━━ Information provided

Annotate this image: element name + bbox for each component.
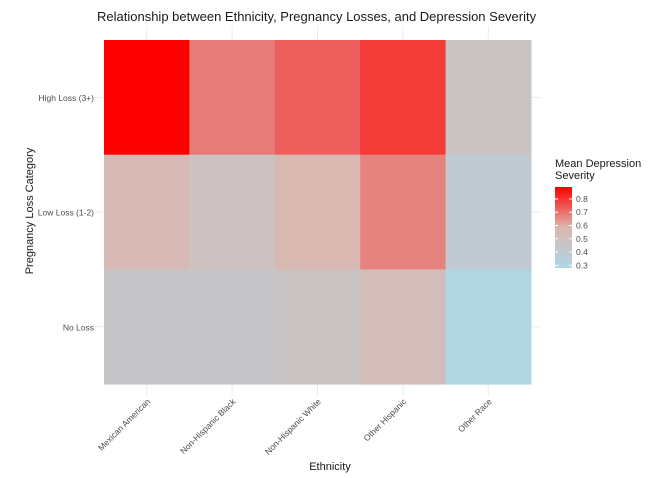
x-tick-label: Other Hispanic (361, 396, 408, 443)
legend-tick-label: 0.3 (576, 260, 588, 270)
y-axis-label: Pregnancy Loss Category (24, 147, 36, 275)
heatmap-cell-non-hispanic-white-no-loss (274, 269, 361, 385)
legend-tick-label: 0.8 (576, 194, 588, 204)
x-tick-label: Non-Hispanic White (263, 396, 323, 456)
heatmap-cell-non-hispanic-black-no-loss (189, 269, 276, 385)
heatmap-cell-non-hispanic-white-high-loss-3 (274, 40, 361, 156)
heatmap-cell-other-race-no-loss (445, 269, 532, 385)
heatmap-cells (104, 40, 532, 385)
heatmap-cell-mexican-american-high-loss-3 (104, 40, 190, 156)
legend-tick-label: 0.7 (576, 207, 588, 217)
legend-title: Mean Depression Severity (555, 158, 641, 182)
y-tick-label: Low Loss (1-2) (38, 208, 94, 218)
x-tick-labels: Mexican American Non-Hispanic Black Non-Hi… (96, 396, 494, 457)
heatmap-cell-mexican-american-low-loss-1-2 (104, 154, 190, 270)
heatmap-cell-non-hispanic-white-low-loss-1-2 (274, 154, 361, 270)
heatmap-cell-other-hispanic-no-loss (360, 269, 447, 385)
x-axis-label: Ethnicity (309, 461, 351, 473)
x-tick-label: Other Race (456, 396, 494, 434)
x-tick-label: Mexican American (96, 396, 152, 452)
y-tick-label: High Loss (3+) (38, 93, 94, 103)
legend-title-line1: Mean Depression (555, 158, 642, 170)
heatmap-cell-other-race-low-loss-1-2 (445, 154, 532, 270)
legend-title-line2: Severity (555, 170, 595, 182)
heatmap-cell-other-hispanic-low-loss-1-2 (360, 154, 447, 270)
heatmap-cell-non-hispanic-black-low-loss-1-2 (189, 154, 276, 270)
heatmap-cell-other-race-high-loss-3 (445, 40, 532, 156)
legend-tick-label: 0.4 (576, 247, 588, 257)
y-tick-label: No Loss (63, 322, 94, 332)
heatmap-cell-other-hispanic-high-loss-3 (360, 40, 447, 156)
color-legend: 0.3 0.4 0.5 0.6 0.7 0.8 (555, 187, 588, 270)
heatmap-cell-mexican-american-no-loss (104, 269, 190, 385)
legend-colorbar (555, 187, 572, 268)
legend-tick-label: 0.5 (576, 234, 588, 244)
legend-tick-label: 0.6 (576, 221, 588, 231)
chart-title: Relationship between Ethnicity, Pregnanc… (97, 9, 537, 24)
heatmap-cell-non-hispanic-black-high-loss-3 (189, 40, 276, 156)
x-tick-label: Non-Hispanic Black (178, 396, 238, 456)
y-tick-labels: High Loss (3+) Low Loss (1-2) No Loss (38, 93, 94, 332)
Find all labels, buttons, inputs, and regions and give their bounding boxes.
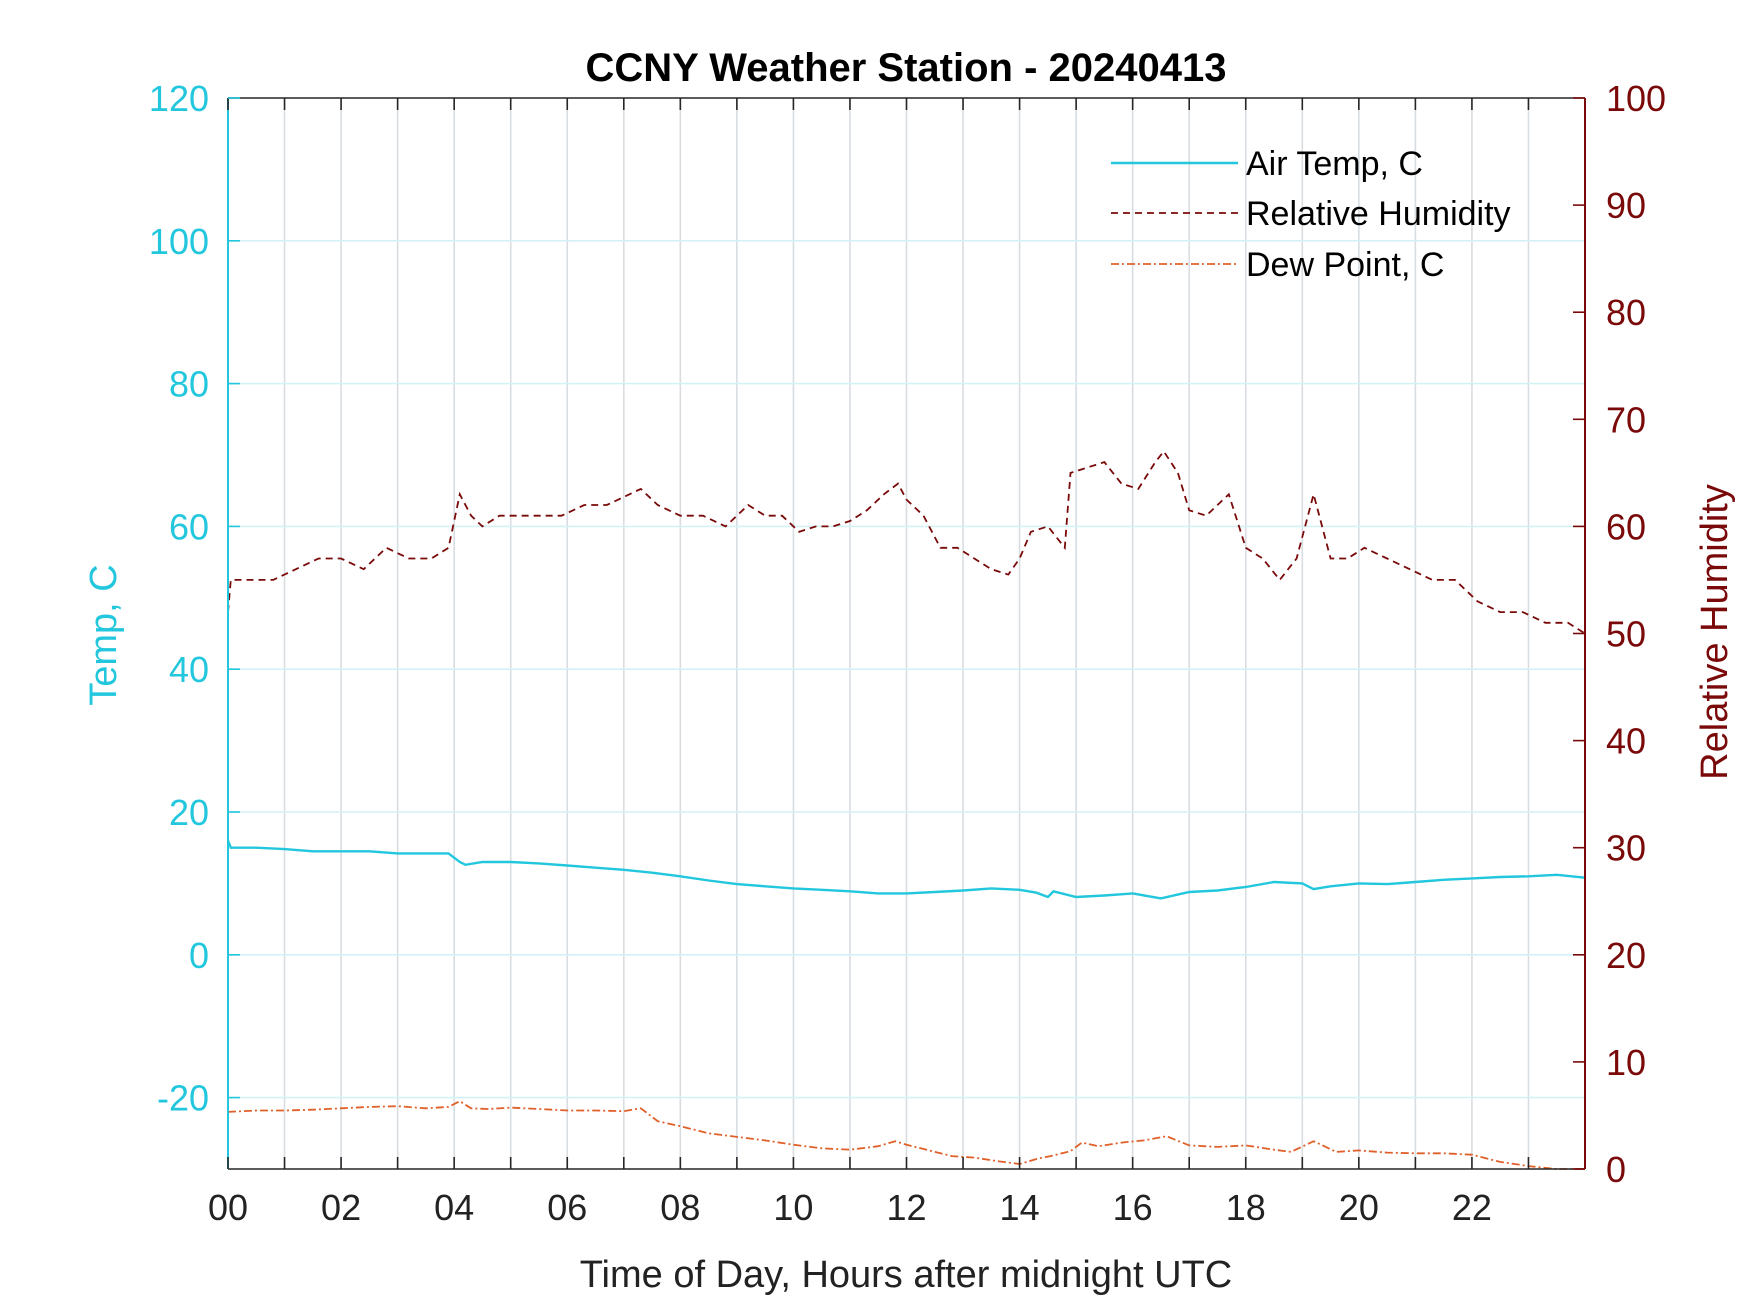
x-tick-label: 04 — [434, 1187, 474, 1228]
y-tick-label-left: 20 — [169, 792, 209, 833]
x-tick-label: 02 — [321, 1187, 361, 1228]
y-tick-label-right: 80 — [1606, 292, 1646, 333]
y-tick-label-left: -20 — [157, 1078, 209, 1119]
x-tick-label: 18 — [1226, 1187, 1266, 1228]
y-tick-label-right: 40 — [1606, 721, 1646, 762]
y-tick-label-right: 100 — [1606, 78, 1666, 119]
x-tick-label: 20 — [1339, 1187, 1379, 1228]
x-tick-label: 14 — [1000, 1187, 1040, 1228]
grid-lines — [228, 98, 1585, 1169]
y-tick-label-right: 0 — [1606, 1149, 1626, 1190]
y-tick-label-right: 20 — [1606, 935, 1646, 976]
x-tick-label: 12 — [886, 1187, 926, 1228]
y-axis-right-label: Relative Humidity — [1694, 484, 1736, 780]
y-tick-label-right: 50 — [1606, 614, 1646, 655]
x-tick-label: 00 — [208, 1187, 248, 1228]
legend-label: Dew Point, C — [1246, 246, 1444, 284]
x-tick-label: 08 — [660, 1187, 700, 1228]
y-tick-label-right: 30 — [1606, 828, 1646, 869]
chart-title: CCNY Weather Station - 20240413 — [586, 46, 1227, 90]
legend-label: Relative Humidity — [1246, 195, 1511, 233]
axes: 00 02 04 06 08 10 12 14 16 18 20 22-200204060801001… — [149, 78, 1666, 1228]
y-tick-label-left: 40 — [169, 649, 209, 690]
y-axis-left-label: Temp, C — [83, 564, 125, 705]
y-tick-label-left: 0 — [189, 935, 209, 976]
y-tick-label-right: 60 — [1606, 506, 1646, 547]
legend-label: Air Temp, C — [1246, 145, 1423, 183]
y-tick-label-left: 60 — [169, 506, 209, 547]
x-axis-label: Time of Day, Hours after midnight UTC — [580, 1254, 1233, 1296]
y-tick-label-right: 10 — [1606, 1042, 1646, 1083]
x-tick-label: 16 — [1113, 1187, 1153, 1228]
x-tick-label: 10 — [773, 1187, 813, 1228]
y-tick-label-left: 80 — [169, 364, 209, 405]
y-tick-label-left: 120 — [149, 78, 209, 119]
x-tick-label: 22 — [1452, 1187, 1492, 1228]
y-tick-label-right: 90 — [1606, 185, 1646, 226]
series-line-dew-point-c — [227, 1100, 1585, 1170]
series-line-air-temp-c — [226, 840, 1586, 900]
x-tick-label: 06 — [547, 1187, 587, 1228]
y-tick-label-right: 70 — [1606, 399, 1646, 440]
legend: Air Temp, C Relative Humidity Dew Point, C — [1111, 145, 1511, 284]
y-tick-label-left: 100 — [149, 221, 209, 262]
plot-series — [226, 449, 1586, 1170]
series-line-relative-humidity — [227, 449, 1586, 635]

━━━━

Reproduce every one of the entries above word for word, leaving out the pictures.

Annotate this image: element name + bbox for each component.
x-tick-label: Other Hispanic (361, 396, 408, 443)
legend-tick-label: 0.3 (576, 260, 588, 270)
y-axis-label: Pregnancy Loss Category (24, 147, 36, 275)
heatmap-cell-non-hispanic-white-no-loss (274, 269, 361, 385)
legend-tick-label: 0.8 (576, 194, 588, 204)
x-tick-label: Non-Hispanic White (263, 396, 323, 456)
heatmap-cell-non-hispanic-black-no-loss (189, 269, 276, 385)
heatmap-cell-non-hispanic-white-high-loss-3 (274, 40, 361, 156)
heatmap-cell-other-race-no-loss (445, 269, 532, 385)
heatmap-cells (104, 40, 532, 385)
heatmap-cell-mexican-american-high-loss-3 (104, 40, 190, 156)
legend-tick-label: 0.7 (576, 207, 588, 217)
legend-title: Mean Depression Severity (555, 158, 641, 182)
y-tick-label: Low Loss (1-2) (38, 208, 94, 218)
x-tick-labels: Mexican American Non-Hispanic Black Non-Hi… (96, 396, 494, 457)
heatmap-cell-mexican-american-low-loss-1-2 (104, 154, 190, 270)
heatmap-cell-non-hispanic-white-low-loss-1-2 (274, 154, 361, 270)
heatmap-cell-other-hispanic-no-loss (360, 269, 447, 385)
x-axis-label: Ethnicity (309, 461, 351, 473)
x-tick-label: Other Race (456, 396, 494, 434)
x-tick-label: Mexican American (96, 396, 152, 452)
y-tick-label: High Loss (3+) (38, 93, 94, 103)
legend-title-line1: Mean Depression (555, 158, 642, 170)
heatmap-cell-other-race-low-loss-1-2 (445, 154, 532, 270)
legend-title-line2: Severity (555, 170, 595, 182)
heatmap-cell-other-hispanic-low-loss-1-2 (360, 154, 447, 270)
heatmap-cell-non-hispanic-black-low-loss-1-2 (189, 154, 276, 270)
heatmap-cell-other-race-high-loss-3 (445, 40, 532, 156)
legend-tick-label: 0.4 (576, 247, 588, 257)
y-tick-label: No Loss (63, 322, 94, 332)
heatmap-cell-other-hispanic-high-loss-3 (360, 40, 447, 156)
color-legend: 0.3 0.4 0.5 0.6 0.7 0.8 (555, 187, 588, 270)
heatmap-cell-mexican-american-no-loss (104, 269, 190, 385)
legend-colorbar (555, 187, 572, 268)
legend-tick-label: 0.5 (576, 234, 588, 244)
legend-tick-label: 0.6 (576, 221, 588, 231)
chart-title: Relationship between Ethnicity, Pregnanc… (97, 9, 537, 24)
heatmap-cell-non-hispanic-black-high-loss-3 (189, 40, 276, 156)
x-tick-label: Non-Hispanic Black (178, 396, 238, 456)
y-tick-labels: High Loss (3+) Low Loss (1-2) No Loss (38, 93, 94, 332)
Find all labels, buttons, inputs, and regions and give their bounding boxes.
x-tick-label: 04 — [434, 1187, 474, 1228]
y-tick-label-left: 20 — [169, 792, 209, 833]
x-tick-label: 02 — [321, 1187, 361, 1228]
y-tick-label-right: 80 — [1606, 292, 1646, 333]
y-tick-label-left: -20 — [157, 1078, 209, 1119]
x-tick-label: 18 — [1226, 1187, 1266, 1228]
y-tick-label-right: 40 — [1606, 721, 1646, 762]
y-tick-label-right: 100 — [1606, 78, 1666, 119]
x-tick-label: 20 — [1339, 1187, 1379, 1228]
x-tick-label: 14 — [1000, 1187, 1040, 1228]
grid-lines — [228, 98, 1585, 1169]
y-tick-label-right: 0 — [1606, 1149, 1626, 1190]
y-tick-label-right: 20 — [1606, 935, 1646, 976]
x-tick-label: 12 — [886, 1187, 926, 1228]
y-axis-right-label: Relative Humidity — [1694, 484, 1736, 780]
y-tick-label-right: 50 — [1606, 614, 1646, 655]
x-tick-label: 00 — [208, 1187, 248, 1228]
legend-label: Dew Point, C — [1246, 246, 1444, 284]
x-tick-label: 08 — [660, 1187, 700, 1228]
y-tick-label-right: 30 — [1606, 828, 1646, 869]
chart-title: CCNY Weather Station - 20240413 — [586, 46, 1227, 90]
legend-label: Relative Humidity — [1246, 195, 1511, 233]
axes: 00 02 04 06 08 10 12 14 16 18 20 22-200204060801001… — [149, 78, 1666, 1228]
y-tick-label-left: 40 — [169, 649, 209, 690]
y-axis-left-label: Temp, C — [83, 564, 125, 705]
y-tick-label-left: 0 — [189, 935, 209, 976]
y-tick-label-right: 60 — [1606, 506, 1646, 547]
legend-label: Air Temp, C — [1246, 145, 1423, 183]
y-tick-label-left: 60 — [169, 506, 209, 547]
x-axis-label: Time of Day, Hours after midnight UTC — [580, 1254, 1233, 1296]
y-tick-label-right: 10 — [1606, 1042, 1646, 1083]
x-tick-label: 16 — [1113, 1187, 1153, 1228]
x-tick-label: 10 — [773, 1187, 813, 1228]
y-tick-label-left: 80 — [169, 364, 209, 405]
y-tick-label-left: 120 — [149, 78, 209, 119]
x-tick-label: 22 — [1452, 1187, 1492, 1228]
y-tick-label-right: 90 — [1606, 185, 1646, 226]
series-line-dew-point-c — [227, 1100, 1585, 1170]
series-line-air-temp-c — [226, 840, 1586, 900]
x-tick-label: 06 — [547, 1187, 587, 1228]
y-tick-label-right: 70 — [1606, 399, 1646, 440]
legend: Air Temp, C Relative Humidity Dew Point, C — [1111, 145, 1511, 284]
y-tick-label-left: 100 — [149, 221, 209, 262]
plot-series — [226, 449, 1586, 1170]
series-line-relative-humidity — [227, 449, 1586, 635]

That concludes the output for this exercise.